Given task:
Pull every line that holds the word "without" from the entries.

----------------------------------------

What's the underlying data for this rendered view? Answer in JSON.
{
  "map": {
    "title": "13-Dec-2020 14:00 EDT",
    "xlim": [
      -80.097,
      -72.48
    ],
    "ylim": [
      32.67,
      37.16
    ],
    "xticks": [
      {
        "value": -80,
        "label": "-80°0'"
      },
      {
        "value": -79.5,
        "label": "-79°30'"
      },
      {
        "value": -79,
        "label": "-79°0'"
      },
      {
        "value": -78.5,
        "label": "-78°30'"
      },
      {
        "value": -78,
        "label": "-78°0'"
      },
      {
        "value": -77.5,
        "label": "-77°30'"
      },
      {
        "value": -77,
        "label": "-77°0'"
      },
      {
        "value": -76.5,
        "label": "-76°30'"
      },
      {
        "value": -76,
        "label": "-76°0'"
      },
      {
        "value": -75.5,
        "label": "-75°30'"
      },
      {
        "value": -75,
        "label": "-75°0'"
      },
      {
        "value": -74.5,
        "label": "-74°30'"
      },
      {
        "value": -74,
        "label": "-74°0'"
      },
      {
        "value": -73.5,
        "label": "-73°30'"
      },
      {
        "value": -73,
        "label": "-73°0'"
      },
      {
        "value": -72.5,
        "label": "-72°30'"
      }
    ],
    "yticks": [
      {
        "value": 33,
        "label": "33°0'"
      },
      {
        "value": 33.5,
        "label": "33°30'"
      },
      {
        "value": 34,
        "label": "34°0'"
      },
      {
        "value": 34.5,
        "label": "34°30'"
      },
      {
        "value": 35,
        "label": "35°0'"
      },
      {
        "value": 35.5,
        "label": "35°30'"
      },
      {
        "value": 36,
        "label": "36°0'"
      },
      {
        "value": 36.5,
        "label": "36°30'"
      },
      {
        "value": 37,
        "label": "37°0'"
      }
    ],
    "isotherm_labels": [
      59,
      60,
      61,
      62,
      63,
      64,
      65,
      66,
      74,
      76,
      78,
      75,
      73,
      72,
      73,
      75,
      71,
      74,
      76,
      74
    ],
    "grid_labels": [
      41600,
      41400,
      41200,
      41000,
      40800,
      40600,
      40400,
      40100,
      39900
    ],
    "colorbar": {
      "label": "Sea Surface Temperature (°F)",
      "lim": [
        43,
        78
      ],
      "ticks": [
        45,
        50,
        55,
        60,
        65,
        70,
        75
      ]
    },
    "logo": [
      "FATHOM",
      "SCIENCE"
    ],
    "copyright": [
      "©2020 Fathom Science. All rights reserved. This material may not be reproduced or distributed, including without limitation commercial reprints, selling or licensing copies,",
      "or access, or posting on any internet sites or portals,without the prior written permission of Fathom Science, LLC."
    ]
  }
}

----------------------------------------

Problem solution:
      "©2020 Fathom Science. All rights reserved. This material may not be reproduced or distributed, including without limitation commercial reprints, selling or licensing copies,",
      "or access, or posting on any internet sites or portals,without the prior written permission of Fathom Science, LLC."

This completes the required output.